[EXERCISE GOAL]:
Look for the string "Right" in every line, and copy each line that has it.

[DATA PROVIDED]:

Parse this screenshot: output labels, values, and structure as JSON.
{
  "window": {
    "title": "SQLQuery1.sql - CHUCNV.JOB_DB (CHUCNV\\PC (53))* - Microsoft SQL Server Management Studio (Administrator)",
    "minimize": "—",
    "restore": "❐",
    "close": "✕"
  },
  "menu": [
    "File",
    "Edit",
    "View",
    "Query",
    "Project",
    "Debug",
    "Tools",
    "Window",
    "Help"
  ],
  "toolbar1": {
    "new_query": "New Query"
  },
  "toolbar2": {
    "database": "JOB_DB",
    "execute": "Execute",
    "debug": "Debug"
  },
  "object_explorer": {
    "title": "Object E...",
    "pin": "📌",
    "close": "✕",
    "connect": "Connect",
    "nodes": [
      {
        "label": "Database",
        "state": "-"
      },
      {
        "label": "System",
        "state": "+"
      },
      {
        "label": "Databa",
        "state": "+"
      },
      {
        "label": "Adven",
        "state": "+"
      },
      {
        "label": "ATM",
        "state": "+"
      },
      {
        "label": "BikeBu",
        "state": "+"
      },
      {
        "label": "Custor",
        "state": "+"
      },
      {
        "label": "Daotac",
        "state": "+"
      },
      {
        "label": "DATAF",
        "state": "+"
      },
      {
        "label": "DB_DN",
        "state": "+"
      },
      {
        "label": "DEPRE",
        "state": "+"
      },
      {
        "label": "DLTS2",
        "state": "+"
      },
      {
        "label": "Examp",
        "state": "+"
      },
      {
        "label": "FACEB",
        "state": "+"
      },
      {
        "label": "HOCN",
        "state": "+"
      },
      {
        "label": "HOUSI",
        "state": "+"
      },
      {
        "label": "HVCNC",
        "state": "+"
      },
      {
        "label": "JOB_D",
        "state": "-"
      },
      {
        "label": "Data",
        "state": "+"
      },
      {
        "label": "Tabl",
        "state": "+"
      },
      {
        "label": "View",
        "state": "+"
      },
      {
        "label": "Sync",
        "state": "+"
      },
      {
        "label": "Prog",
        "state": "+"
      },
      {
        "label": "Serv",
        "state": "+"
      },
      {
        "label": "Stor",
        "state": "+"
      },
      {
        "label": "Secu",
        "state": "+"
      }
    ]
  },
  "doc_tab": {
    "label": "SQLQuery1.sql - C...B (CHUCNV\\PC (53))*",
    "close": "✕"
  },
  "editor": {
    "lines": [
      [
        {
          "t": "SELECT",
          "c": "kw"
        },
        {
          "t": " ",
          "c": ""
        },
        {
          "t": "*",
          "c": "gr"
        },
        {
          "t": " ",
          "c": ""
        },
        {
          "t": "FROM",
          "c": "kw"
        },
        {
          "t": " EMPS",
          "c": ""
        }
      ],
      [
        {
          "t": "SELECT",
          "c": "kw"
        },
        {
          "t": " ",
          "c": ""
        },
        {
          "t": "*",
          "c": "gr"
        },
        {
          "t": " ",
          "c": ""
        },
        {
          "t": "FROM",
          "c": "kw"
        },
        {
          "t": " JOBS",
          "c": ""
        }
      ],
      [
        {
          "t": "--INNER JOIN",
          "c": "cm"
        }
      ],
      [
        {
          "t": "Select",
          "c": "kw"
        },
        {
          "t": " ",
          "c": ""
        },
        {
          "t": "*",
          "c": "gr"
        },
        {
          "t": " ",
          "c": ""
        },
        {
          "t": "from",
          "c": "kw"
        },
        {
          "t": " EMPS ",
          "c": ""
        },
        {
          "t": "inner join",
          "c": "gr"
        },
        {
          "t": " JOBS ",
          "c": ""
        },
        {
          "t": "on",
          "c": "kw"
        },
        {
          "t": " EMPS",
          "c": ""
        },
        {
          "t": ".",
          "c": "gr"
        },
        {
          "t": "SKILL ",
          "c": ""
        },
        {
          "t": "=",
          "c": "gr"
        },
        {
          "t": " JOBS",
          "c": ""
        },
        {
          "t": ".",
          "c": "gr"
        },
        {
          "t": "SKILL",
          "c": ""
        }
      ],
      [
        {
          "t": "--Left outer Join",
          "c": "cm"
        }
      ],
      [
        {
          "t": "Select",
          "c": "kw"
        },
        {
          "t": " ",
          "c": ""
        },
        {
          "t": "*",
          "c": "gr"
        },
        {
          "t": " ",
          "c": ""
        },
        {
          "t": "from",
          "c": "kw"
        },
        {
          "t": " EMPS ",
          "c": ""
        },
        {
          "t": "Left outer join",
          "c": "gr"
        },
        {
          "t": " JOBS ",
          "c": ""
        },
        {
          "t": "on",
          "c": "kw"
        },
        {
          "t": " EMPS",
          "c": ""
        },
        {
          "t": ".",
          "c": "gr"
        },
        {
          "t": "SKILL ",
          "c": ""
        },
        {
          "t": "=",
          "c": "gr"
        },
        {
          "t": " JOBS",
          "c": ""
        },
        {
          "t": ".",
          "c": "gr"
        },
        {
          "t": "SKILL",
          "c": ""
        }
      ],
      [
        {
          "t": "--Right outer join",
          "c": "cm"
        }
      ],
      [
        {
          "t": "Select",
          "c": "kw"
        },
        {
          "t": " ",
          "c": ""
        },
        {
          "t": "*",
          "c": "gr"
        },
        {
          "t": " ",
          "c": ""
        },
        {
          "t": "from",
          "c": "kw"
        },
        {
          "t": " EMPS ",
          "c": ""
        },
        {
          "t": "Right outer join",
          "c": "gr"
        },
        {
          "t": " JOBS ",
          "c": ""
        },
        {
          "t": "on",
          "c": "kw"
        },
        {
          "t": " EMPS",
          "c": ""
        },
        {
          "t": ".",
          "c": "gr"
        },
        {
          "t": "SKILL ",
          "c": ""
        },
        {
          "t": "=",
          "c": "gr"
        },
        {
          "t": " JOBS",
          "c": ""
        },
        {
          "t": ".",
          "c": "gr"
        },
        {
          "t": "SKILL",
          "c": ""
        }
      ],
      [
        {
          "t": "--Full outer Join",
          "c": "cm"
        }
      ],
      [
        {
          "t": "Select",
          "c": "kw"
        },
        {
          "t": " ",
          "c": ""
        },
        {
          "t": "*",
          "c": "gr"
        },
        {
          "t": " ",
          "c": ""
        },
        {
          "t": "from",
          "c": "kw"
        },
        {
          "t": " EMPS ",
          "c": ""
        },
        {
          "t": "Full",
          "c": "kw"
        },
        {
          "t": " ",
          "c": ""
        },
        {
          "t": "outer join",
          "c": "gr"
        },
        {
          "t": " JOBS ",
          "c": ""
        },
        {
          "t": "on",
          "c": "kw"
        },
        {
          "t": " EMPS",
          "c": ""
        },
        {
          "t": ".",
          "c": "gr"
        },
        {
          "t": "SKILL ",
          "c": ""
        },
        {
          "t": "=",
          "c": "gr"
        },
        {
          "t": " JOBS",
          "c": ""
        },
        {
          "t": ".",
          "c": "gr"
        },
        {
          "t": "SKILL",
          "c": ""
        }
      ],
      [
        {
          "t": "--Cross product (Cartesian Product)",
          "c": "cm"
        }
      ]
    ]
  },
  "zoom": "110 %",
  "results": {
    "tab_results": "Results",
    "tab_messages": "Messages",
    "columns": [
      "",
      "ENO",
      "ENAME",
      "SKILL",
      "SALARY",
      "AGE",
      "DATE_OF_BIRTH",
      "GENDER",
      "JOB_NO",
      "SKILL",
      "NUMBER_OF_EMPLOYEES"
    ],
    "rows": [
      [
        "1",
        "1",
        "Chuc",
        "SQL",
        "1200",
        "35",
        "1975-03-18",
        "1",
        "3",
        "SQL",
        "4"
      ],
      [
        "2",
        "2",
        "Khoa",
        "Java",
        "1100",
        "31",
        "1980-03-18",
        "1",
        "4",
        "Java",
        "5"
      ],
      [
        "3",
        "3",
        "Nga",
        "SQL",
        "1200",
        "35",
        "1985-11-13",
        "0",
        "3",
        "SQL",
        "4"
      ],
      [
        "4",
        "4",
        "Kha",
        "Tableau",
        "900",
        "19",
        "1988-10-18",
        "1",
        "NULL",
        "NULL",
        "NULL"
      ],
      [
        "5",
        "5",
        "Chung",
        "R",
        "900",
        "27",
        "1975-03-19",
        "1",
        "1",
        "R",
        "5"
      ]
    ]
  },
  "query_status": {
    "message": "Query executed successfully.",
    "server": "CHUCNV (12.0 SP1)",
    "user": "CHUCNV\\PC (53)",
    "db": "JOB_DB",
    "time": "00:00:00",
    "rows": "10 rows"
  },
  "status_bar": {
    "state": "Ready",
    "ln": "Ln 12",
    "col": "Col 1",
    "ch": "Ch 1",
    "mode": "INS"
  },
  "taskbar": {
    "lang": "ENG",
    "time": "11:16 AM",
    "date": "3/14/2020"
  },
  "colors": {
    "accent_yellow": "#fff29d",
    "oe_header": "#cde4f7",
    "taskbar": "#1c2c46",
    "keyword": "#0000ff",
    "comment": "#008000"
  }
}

[RESPONSE TO THIS EXERCISE]:
          "t": "--Right outer join",
          "t": "Right outer join",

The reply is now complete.